Exercise directions
Locate each line containing the string "municipio" and copy it out.

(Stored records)
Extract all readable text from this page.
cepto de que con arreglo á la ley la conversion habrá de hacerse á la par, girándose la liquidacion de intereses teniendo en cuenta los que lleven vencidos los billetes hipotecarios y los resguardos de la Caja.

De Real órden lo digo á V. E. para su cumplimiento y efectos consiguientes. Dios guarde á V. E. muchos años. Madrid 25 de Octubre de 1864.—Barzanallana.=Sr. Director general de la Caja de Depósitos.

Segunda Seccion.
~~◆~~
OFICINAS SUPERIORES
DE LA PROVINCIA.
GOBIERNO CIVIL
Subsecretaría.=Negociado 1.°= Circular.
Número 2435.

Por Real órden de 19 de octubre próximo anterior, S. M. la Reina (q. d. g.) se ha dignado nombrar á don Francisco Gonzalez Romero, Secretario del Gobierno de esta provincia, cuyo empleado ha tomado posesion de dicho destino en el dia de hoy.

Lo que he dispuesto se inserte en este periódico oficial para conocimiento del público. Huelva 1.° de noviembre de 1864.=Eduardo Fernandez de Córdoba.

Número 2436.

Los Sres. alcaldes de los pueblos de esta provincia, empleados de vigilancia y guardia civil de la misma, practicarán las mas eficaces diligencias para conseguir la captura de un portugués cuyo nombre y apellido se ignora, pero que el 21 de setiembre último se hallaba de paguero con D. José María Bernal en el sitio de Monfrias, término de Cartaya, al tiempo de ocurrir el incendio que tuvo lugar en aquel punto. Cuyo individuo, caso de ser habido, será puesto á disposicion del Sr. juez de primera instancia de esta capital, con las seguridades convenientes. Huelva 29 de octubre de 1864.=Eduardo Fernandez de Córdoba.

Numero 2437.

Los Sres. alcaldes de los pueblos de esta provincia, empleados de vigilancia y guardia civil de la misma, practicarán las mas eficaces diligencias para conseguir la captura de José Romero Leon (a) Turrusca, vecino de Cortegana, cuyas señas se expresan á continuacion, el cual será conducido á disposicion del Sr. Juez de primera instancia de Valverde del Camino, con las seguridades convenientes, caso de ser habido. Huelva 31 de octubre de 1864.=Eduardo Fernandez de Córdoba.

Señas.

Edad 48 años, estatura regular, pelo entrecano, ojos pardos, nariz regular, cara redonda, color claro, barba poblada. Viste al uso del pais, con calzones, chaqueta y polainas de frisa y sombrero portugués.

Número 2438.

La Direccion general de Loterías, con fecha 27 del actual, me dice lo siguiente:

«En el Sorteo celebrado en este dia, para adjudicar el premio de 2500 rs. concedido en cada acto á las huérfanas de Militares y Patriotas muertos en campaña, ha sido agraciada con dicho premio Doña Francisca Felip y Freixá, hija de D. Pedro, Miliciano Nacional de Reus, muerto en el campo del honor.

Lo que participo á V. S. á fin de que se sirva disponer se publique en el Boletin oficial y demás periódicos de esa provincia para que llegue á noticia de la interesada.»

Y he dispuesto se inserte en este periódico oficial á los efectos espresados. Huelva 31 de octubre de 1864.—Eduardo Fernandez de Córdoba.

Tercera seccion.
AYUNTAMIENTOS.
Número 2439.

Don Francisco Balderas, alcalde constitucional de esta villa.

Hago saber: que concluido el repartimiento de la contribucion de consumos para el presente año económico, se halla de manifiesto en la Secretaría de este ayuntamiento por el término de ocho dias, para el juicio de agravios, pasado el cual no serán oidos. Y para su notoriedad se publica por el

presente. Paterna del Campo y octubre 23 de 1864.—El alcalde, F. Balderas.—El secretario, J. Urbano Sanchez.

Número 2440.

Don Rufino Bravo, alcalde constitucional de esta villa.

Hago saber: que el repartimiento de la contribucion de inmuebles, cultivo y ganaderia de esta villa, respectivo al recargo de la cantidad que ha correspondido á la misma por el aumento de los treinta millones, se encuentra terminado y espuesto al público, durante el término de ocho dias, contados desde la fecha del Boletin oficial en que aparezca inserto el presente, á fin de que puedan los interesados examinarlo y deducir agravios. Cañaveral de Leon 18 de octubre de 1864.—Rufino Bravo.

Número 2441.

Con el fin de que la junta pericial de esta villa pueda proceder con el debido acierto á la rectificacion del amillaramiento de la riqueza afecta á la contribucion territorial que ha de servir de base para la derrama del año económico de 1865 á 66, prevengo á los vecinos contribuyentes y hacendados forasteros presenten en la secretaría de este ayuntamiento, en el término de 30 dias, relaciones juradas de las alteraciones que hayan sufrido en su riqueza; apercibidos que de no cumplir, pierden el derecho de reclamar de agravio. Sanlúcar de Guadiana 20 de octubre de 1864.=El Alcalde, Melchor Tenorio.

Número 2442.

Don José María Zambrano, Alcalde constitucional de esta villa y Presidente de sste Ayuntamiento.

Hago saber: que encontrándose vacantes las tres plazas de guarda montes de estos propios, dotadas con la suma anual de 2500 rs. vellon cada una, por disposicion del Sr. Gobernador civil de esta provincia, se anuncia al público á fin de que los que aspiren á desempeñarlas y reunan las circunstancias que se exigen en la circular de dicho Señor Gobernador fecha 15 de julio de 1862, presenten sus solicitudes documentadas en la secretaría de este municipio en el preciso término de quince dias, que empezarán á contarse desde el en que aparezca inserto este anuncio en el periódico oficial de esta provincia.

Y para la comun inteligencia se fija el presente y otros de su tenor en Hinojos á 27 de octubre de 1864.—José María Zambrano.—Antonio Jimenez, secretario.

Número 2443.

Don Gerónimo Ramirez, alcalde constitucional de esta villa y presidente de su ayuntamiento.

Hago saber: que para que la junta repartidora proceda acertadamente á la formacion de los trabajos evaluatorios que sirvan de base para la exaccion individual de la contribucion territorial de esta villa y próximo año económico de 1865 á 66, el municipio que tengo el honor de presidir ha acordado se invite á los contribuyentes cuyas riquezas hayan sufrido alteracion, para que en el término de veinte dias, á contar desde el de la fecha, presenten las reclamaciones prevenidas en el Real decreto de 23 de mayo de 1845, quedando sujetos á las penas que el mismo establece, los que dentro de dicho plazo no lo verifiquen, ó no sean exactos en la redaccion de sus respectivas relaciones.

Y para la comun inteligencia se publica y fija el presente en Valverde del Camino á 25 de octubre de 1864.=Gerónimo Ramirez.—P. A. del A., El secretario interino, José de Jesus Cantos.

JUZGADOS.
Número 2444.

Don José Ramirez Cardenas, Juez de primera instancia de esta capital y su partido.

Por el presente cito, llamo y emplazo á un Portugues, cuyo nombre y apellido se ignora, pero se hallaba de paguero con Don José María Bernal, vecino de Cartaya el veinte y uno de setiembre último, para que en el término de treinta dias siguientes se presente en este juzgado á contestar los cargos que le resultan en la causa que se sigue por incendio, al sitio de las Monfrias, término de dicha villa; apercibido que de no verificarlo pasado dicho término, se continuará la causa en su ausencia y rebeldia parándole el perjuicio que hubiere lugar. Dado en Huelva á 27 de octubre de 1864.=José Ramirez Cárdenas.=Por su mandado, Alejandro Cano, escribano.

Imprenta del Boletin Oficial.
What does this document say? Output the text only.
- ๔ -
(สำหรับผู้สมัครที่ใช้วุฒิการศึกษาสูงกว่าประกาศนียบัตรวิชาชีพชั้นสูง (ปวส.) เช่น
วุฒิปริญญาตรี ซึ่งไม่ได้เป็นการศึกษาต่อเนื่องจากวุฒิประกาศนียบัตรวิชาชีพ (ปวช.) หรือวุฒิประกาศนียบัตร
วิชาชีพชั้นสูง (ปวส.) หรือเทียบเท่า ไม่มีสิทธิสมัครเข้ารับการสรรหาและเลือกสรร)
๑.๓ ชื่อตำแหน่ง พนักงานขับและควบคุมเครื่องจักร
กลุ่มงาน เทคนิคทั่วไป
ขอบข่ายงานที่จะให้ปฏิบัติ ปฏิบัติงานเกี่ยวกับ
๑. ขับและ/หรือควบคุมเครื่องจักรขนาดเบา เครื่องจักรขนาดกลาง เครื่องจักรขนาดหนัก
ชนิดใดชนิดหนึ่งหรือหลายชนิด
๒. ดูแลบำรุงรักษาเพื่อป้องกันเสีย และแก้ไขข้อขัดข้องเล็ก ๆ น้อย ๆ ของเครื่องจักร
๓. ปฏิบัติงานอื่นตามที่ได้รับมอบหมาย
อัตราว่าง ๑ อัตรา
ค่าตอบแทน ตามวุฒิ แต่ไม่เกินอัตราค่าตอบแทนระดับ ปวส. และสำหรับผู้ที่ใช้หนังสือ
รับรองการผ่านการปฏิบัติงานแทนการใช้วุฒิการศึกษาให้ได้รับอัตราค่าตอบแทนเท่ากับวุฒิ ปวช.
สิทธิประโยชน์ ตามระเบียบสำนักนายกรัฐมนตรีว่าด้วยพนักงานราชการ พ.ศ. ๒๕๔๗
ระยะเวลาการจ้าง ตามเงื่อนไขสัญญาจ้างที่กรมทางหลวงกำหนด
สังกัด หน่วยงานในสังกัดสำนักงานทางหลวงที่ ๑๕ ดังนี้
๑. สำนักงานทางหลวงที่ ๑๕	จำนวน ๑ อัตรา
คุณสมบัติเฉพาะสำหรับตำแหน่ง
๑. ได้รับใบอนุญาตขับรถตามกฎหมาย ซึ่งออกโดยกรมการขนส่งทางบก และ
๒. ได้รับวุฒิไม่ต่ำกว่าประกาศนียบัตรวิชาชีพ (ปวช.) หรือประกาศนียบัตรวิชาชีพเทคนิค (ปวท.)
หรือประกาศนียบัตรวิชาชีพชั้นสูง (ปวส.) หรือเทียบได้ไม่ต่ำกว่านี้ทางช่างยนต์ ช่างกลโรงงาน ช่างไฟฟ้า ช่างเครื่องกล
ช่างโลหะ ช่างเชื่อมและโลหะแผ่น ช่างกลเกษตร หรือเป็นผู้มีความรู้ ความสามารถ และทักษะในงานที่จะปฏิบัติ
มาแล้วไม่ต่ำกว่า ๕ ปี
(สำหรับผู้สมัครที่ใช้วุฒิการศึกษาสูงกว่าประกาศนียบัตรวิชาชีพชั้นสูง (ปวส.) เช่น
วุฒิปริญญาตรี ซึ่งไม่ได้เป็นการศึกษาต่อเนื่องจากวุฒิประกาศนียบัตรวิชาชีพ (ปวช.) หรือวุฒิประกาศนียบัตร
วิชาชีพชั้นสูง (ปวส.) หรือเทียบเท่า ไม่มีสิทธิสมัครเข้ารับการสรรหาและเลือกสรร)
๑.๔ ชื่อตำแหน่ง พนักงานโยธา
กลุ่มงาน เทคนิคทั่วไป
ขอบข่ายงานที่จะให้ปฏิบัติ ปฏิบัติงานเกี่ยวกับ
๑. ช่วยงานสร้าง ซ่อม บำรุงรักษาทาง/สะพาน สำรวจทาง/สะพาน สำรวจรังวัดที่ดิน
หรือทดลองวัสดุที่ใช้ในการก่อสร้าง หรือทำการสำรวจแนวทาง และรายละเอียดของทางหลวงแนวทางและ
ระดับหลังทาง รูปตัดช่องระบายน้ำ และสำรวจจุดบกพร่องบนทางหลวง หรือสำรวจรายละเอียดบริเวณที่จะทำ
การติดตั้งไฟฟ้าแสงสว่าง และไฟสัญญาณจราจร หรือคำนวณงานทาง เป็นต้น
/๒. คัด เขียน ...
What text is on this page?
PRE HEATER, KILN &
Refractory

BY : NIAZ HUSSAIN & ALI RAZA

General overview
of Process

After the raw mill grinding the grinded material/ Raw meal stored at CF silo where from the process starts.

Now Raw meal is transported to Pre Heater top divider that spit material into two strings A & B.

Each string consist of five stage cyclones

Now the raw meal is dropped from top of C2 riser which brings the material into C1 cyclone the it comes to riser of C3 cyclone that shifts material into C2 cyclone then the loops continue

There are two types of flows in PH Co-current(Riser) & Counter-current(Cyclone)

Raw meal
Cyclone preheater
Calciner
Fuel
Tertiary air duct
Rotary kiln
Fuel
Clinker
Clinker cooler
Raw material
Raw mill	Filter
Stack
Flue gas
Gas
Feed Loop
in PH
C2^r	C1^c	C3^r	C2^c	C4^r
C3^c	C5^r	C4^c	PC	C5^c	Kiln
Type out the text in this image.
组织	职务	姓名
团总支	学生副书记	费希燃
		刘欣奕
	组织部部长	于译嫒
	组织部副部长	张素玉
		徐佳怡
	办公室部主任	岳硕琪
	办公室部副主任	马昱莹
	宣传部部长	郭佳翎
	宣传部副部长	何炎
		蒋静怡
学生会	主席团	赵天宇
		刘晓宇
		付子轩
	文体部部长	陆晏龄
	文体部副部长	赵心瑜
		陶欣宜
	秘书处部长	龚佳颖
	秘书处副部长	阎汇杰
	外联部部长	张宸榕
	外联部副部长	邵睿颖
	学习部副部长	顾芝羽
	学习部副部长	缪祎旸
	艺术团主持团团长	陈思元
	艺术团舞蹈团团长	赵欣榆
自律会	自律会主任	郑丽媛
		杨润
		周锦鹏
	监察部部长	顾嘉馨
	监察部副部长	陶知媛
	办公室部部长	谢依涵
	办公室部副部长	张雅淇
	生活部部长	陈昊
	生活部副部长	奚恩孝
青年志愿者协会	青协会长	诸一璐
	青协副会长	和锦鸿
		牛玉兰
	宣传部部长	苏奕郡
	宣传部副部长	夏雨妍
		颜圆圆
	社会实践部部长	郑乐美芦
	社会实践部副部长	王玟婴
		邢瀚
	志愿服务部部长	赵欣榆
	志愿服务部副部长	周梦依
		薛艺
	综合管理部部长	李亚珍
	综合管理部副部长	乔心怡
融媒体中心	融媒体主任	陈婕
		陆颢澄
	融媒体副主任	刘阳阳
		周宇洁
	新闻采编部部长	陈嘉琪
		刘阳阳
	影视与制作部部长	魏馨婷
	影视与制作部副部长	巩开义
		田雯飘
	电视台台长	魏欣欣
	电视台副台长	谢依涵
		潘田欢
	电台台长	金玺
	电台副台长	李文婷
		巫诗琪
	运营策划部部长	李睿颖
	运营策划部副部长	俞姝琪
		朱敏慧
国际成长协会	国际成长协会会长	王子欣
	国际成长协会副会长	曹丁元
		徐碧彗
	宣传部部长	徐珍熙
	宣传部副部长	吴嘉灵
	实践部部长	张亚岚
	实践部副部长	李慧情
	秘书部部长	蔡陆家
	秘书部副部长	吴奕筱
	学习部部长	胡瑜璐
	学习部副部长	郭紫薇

Result for this exercise
Hago saber: que encontrándose vacantes las tres plazas de guarda montes de estos propios, dotadas con la suma anual de 2500 rs. vellon cada una, por disposicion del Sr. Gobernador civil de esta provincia, se anuncia al público á fin de que los que aspiren á desempeñarlas y reunan las circunstancias que se exigen en la circular de dicho Señor Gobernador fecha 15 de julio de 1862, presenten sus solicitudes documentadas en la secretaría de este municipio en el preciso término de quince dias, que empezarán á contarse desde el en que aparezca inserto este anuncio en el periódico oficial de esta provincia.
Hago saber: que para que la junta repartidora proceda acertadamente á la formacion de los trabajos evaluatorios que sirvan de base para la exaccion individual de la contribucion territorial de esta villa y próximo año económico de 1865 á 66, el municipio que tengo el honor de presidir ha acordado se invite á los contribuyentes cuyas riquezas hayan sufrido alteracion, para que en el término de veinte dias, á contar desde el de la fecha, presenten las reclamaciones prevenidas en el Real decreto de 23 de mayo de 1845, quedando sujetos á las penas que el mismo establece, los que dentro de dicho plazo no lo verifiquen, ó no sean exactos en la redaccion de sus respectivas relaciones.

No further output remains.